Say how many lines hold the string "text", and nothing more.

(Records about charts and figures)
------------------------------------------------------------

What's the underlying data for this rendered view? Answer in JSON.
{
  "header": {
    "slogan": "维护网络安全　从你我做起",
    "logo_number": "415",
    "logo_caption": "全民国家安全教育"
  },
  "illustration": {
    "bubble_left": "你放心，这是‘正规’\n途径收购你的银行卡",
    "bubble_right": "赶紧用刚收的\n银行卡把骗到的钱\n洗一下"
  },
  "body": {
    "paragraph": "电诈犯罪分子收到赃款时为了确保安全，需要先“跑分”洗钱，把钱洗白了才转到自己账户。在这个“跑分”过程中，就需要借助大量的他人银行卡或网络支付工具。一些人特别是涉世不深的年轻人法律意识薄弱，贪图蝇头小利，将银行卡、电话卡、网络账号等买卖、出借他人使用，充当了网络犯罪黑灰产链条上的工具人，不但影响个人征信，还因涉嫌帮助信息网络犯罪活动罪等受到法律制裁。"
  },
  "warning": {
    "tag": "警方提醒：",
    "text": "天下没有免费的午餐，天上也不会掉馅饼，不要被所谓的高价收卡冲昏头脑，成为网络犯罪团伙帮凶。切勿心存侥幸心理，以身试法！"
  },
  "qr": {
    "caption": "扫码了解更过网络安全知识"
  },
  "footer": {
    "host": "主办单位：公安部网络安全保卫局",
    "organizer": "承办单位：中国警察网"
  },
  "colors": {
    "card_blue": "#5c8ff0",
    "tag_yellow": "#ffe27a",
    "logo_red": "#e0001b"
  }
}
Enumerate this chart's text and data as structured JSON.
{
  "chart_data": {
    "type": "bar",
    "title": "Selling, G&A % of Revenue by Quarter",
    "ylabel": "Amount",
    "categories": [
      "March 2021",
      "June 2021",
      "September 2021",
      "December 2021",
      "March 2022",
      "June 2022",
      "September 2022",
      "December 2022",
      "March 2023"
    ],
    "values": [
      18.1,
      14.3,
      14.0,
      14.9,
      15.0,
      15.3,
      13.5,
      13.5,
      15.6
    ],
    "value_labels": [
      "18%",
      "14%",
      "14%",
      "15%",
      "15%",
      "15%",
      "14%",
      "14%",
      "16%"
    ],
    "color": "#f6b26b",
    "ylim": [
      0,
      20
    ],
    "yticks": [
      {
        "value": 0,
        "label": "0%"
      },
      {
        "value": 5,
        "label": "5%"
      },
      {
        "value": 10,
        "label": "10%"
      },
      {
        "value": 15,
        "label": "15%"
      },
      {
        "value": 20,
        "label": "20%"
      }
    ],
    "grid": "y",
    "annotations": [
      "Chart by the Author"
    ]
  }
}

------------------------------------------------------------

» Response: 2